◆ What is asked ◆
Extract each line of the data below exactly as written.

<<<<

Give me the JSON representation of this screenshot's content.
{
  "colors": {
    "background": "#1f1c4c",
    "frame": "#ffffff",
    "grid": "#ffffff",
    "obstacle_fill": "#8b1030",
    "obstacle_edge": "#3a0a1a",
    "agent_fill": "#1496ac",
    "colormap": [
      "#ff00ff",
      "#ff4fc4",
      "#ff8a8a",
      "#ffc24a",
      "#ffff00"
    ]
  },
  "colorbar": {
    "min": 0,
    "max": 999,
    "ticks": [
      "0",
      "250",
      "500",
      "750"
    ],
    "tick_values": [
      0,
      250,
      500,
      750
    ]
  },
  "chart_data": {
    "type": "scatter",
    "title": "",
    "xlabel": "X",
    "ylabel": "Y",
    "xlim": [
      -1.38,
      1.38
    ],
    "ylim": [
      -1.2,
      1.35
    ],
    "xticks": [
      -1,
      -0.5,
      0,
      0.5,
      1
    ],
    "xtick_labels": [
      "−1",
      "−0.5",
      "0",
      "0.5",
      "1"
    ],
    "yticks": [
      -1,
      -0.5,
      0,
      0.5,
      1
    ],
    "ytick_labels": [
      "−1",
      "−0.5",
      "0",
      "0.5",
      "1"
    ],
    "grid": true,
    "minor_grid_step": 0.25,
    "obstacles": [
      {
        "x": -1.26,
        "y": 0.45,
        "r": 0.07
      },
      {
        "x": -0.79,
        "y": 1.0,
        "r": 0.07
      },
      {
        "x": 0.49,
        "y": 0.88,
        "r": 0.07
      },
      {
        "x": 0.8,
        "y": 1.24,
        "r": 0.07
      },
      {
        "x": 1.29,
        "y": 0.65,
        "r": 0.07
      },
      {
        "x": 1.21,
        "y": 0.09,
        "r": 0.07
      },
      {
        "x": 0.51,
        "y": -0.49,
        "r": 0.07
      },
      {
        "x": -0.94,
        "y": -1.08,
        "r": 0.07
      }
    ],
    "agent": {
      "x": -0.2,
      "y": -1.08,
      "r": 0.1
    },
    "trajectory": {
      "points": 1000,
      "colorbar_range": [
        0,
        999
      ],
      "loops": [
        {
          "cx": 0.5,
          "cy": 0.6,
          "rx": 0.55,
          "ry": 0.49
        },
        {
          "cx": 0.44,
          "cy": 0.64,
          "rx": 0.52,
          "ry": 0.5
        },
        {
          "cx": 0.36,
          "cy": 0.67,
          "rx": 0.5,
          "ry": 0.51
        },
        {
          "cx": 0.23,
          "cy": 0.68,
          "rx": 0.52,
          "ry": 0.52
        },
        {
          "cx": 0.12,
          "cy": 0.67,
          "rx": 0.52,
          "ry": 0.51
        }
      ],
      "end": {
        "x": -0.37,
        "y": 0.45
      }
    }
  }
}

>>>>

◆ Task result ◆
Give me the JSON representation of this screenshot's content.
{
  "colors": {
    "background": "#1f1c4c",
    "frame": "#ffffff",
    "grid": "#ffffff",
    "obstacle_fill": "#8b1030",
    "obstacle_edge": "#3a0a1a",
    "agent_fill": "#1496ac",
    "colormap": [
      "#ff00ff",
      "#ff4fc4",
      "#ff8a8a",
      "#ffc24a",
      "#ffff00"
    ]
  },
  "colorbar": {
    "min": 0,
    "max": 999,
    "ticks": [
      "0",
      "250",
      "500",
      "750"
    ],
    "tick_values": [
      0,
      250,
      500,
      750
    ]
  },
  "chart_data": {
    "type": "scatter",
    "title": "",
    "xlabel": "X",
    "ylabel": "Y",
    "xlim": [
      -1.38,
      1.38
    ],
    "ylim": [
      -1.2,
      1.35
    ],
    "xticks": [
      -1,
      -0.5,
      0,
      0.5,
      1
    ],
    "xtick_labels": [
      "−1",
      "−0.5",
      "0",
      "0.5",
      "1"
    ],
    "yticks": [
      -1,
      -0.5,
      0,
      0.5,
      1
    ],
    "ytick_labels": [
      "−1",
      "−0.5",
      "0",
      "0.5",
      "1"
    ],
    "grid": true,
    "minor_grid_step": 0.25,
    "obstacles": [
      {
        "x": -1.26,
        "y": 0.45,
        "r": 0.07
      },
      {
        "x": -0.79,
        "y": 1.0,
        "r": 0.07
      },
      {
        "x": 0.49,
        "y": 0.88,
        "r": 0.07
      },
      {
        "x": 0.8,
        "y": 1.24,
        "r": 0.07
      },
      {
        "x": 1.29,
        "y": 0.65,
        "r": 0.07
      },
      {
        "x": 1.21,
        "y": 0.09,
        "r": 0.07
      },
      {
        "x": 0.51,
        "y": -0.49,
        "r": 0.07
      },
      {
        "x": -0.94,
        "y": -1.08,
        "r": 0.07
      }
    ],
    "agent": {
      "x": -0.2,
      "y": -1.08,
      "r": 0.1
    },
    "trajectory": {
      "points": 1000,
      "colorbar_range": [
        0,
        999
      ],
      "loops": [
        {
          "cx": 0.5,
          "cy": 0.6,
          "rx": 0.55,
          "ry": 0.49
        },
        {
          "cx": 0.44,
          "cy": 0.64,
          "rx": 0.52,
          "ry": 0.5
        },
        {
          "cx": 0.36,
          "cy": 0.67,
          "rx": 0.5,
          "ry": 0.51
        },
        {
          "cx": 0.23,
          "cy": 0.68,
          "rx": 0.52,
          "ry": 0.52
        },
        {
          "cx": 0.12,
          "cy": 0.67,
          "rx": 0.52,
          "ry": 0.51
        }
      ],
      "end": {
        "x": -0.37,
        "y": 0.45
      }
    }
  }
}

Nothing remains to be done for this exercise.